Go through the data below. Pull out every line that has the word "Cuitiño".

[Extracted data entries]
■ ■ ■ ■

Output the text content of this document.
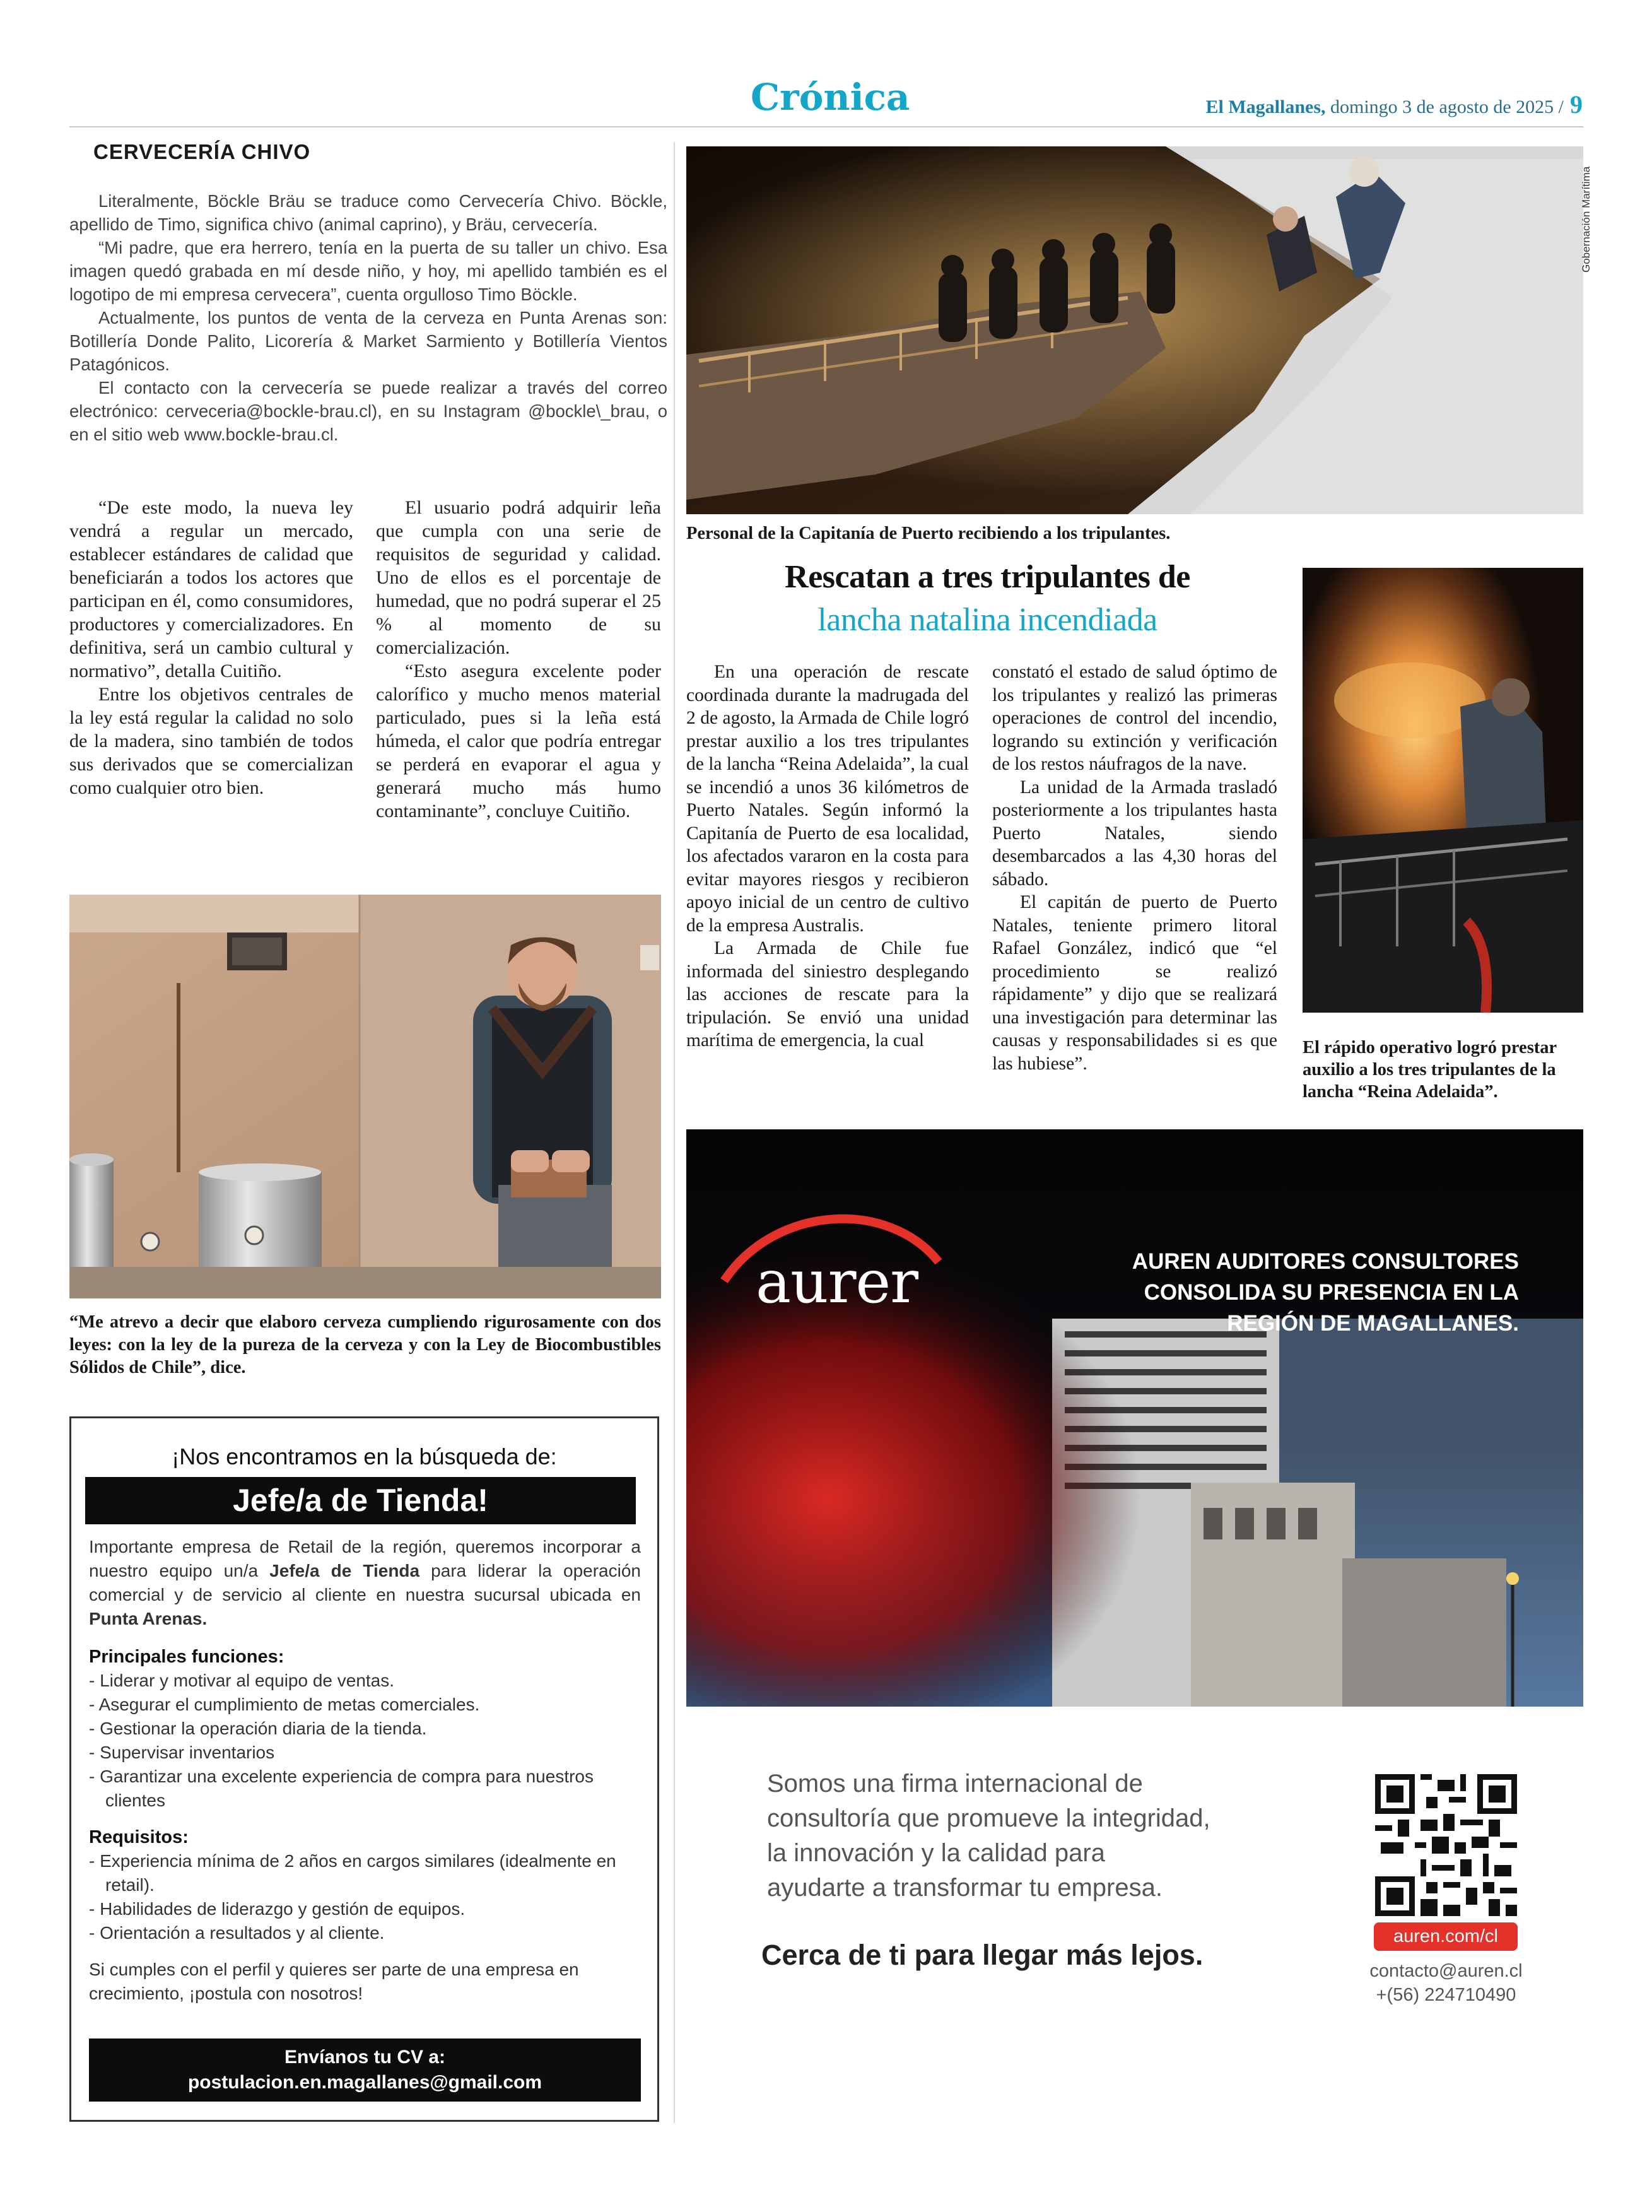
Crónica	El Magallanes, domingo 3 de agosto de 2025 / 9
CERVECERÍA CHIVO

Literalmente, Böckle Bräu se traduce como Cervecería Chivo. Böckle, apellido de Timo, significa chivo (animal caprino), y Bräu, cervecería.

“Mi padre, que era herrero, tenía en la puerta de su taller un chivo. Esa imagen quedó grabada en mí desde niño, y hoy, mi apellido también es el logotipo de mi empresa cervecera”, cuenta orgulloso Timo Böckle.

Actualmente, los puntos de venta de la cerveza en Punta Arenas son: Botillería Donde Palito, Licorería & Market Sarmiento y Botillería Vientos Patagónicos.

El contacto con la cervecería se puede realizar a través del correo electrónico: cerveceria@bockle-brau.cl), en su Instagram @bockle\_brau, o en el sitio web www.bockle-brau.cl.

“De este modo, la nueva ley vendrá a regular un mercado, establecer estándares de calidad que beneficiarán a todos los actores que participan en él, como consumidores, productores y comercializadores. En definitiva, será un cambio cultural y normativo”, detalla Cuitiño.

Entre los objetivos centrales de la ley está regular la calidad no solo de la madera, sino también de todos sus derivados que se comercializan como cualquier otro bien.

El usuario podrá adquirir leña que cumpla con una serie de requisitos de seguridad y calidad. Uno de ellos es el porcentaje de humedad, que no podrá superar el 25 % al momento de su comercialización.

“Esto asegura excelente poder calorífico y mucho menos material particulado, pues si la leña está húmeda, el calor que podría entregar se perderá en evaporar el agua y generará mucho más humo contaminante”, concluye Cuitiño.

“Me atrevo a decir que elaboro cerveza cumpliendo rigurosamente con dos leyes: con la ley de la pureza de la cerveza y con la Ley de Biocombustibles Sólidos de Chile”, dice.
¡Nos encontramos en la búsqueda de:
Jefe/a de Tienda!

Importante empresa de Retail de la región, queremos incorporar a nuestro equipo un/a Jefe/a de Tienda para liderar la operación comercial y de servicio al cliente en nuestra sucursal ubicada en Punta Arenas.

Principales funciones:
- Liderar y motivar al equipo de ventas.
- Asegurar el cumplimiento de metas comerciales.
- Gestionar la operación diaria de la tienda.
- Supervisar inventarios
- Garantizar una excelente experiencia de compra para nuestros clientes
Requisitos:
- Experiencia mínima de 2 años en cargos similares (idealmente en retail).
- Habilidades de liderazgo y gestión de equipos.
- Orientación a resultados y al cliente.

Si cumples con el perfil y quieres ser parte de una empresa en crecimiento, ¡postula con nosotros!

Envíanos tu CV a:
postulacion.en.magallanes@gmail.com
Gobernación Marítima
Personal de la Capitanía de Puerto recibiendo a los tripulantes.
Rescatan a tres tripulantes de
lancha natalina incendiada

En una operación de rescate coordinada durante la madrugada del 2 de agosto, la Armada de Chile logró prestar auxilio a los tres tripulantes de la lancha “Reina Adelaida”, la cual se incendió a unos 36 kilómetros de Puerto Natales. Según informó la Capitanía de Puerto de esa localidad, los afectados vararon en la costa para evitar mayores riesgos y recibieron apoyo inicial de un centro de cultivo de la empresa Australis.

La Armada de Chile fue informada del siniestro desplegando las acciones de rescate para la tripulación. Se envió una unidad marítima de emergencia, la cual

constató el estado de salud óptimo de los tripulantes y realizó las primeras operaciones de control del incendio, logrando su extinción y verificación de los restos náufragos de la nave.

La unidad de la Armada trasladó posteriormente a los tripulantes hasta Puerto Natales, siendo desembarcados a las 4,30 horas del sábado.

El capitán de puerto de Puerto Natales, teniente primero litoral Rafael González, indicó que “el procedimiento se realizó rápidamente” y dijo que se realizará una investigación para determinar las causas y responsabilidades si es que las hubiese”.

El rápido operativo logró prestar auxilio a los tres tripulantes de la lancha “Reina Adelaida”.
aurer	AUREN AUDITORES CONSULTORES
CONSOLIDA SU PRESENCIA EN LA
REGIÓN DE MAGALLANES.
Somos una firma internacional de
consultoría que promueve la integridad,
la innovación y la calidad para
ayudarte a transformar tu empresa.
Cerca de ti para llegar más lejos.
auren.com/cl
contacto@auren.cl
+(56) 224710490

■ ■ ■ ■

■ **REPLY**
“De este modo, la nueva ley vendrá a regular un mercado, establecer estándares de calidad que beneficiarán a todos los actores que participan en él, como consumidores, productores y comercializadores. En definitiva, será un cambio cultural y normativo”, detalla Cuitiño.
“Esto asegura excelente poder calorífico y mucho menos material particulado, pues si la leña está húmeda, el calor que podría entregar se perderá en evaporar el agua y generará mucho más humo contaminante”, concluye Cuitiño.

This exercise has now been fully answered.